* start *
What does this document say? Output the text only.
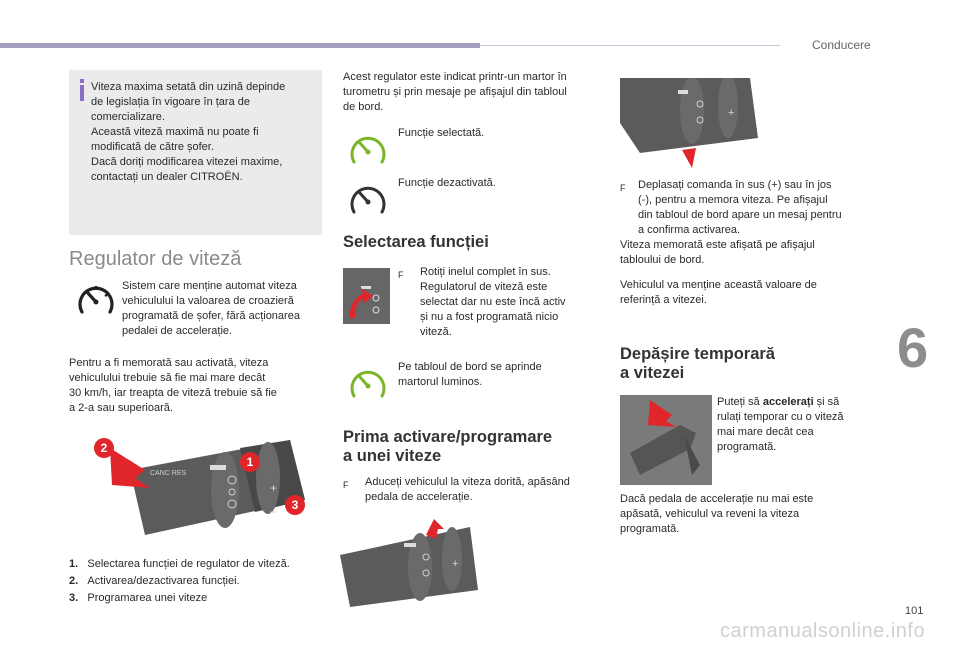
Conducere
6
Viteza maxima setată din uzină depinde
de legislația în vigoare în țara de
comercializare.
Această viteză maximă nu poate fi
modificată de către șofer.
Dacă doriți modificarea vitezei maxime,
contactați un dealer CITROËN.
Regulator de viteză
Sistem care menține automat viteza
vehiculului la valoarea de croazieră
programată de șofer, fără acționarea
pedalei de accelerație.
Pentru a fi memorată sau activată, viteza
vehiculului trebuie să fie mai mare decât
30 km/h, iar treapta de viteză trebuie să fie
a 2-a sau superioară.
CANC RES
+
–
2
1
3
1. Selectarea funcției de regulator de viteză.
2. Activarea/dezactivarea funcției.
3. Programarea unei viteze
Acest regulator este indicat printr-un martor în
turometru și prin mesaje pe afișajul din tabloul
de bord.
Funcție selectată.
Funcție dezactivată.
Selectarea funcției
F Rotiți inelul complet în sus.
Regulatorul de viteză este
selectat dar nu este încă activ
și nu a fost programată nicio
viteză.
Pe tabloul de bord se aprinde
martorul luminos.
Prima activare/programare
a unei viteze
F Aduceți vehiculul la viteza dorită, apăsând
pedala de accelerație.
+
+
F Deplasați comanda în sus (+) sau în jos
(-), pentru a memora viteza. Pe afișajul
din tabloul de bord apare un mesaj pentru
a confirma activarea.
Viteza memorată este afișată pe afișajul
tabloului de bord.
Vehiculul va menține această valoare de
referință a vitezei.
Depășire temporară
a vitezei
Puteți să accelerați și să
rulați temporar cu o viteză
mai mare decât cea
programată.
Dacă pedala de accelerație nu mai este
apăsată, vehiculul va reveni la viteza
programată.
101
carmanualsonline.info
* end *
* start *
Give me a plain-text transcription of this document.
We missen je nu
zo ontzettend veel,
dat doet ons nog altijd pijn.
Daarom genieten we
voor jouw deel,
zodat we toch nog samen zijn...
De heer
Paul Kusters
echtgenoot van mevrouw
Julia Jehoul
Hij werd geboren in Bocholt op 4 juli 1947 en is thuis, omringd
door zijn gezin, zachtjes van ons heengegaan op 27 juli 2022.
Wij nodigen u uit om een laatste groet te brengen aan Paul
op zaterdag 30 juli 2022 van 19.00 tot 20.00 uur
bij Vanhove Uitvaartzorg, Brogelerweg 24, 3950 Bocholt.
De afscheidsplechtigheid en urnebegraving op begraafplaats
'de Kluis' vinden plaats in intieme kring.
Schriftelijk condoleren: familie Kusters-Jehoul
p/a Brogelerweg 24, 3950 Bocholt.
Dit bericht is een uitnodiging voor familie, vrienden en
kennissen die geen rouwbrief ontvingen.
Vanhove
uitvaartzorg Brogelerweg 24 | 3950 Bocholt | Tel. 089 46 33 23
* end *
- Problem: In the records above, find each line that holds the word "programată"; copy all such lines.

- Response:
programată de șofer, fără acționarea
și nu a fost programată nicio
programată.
programată.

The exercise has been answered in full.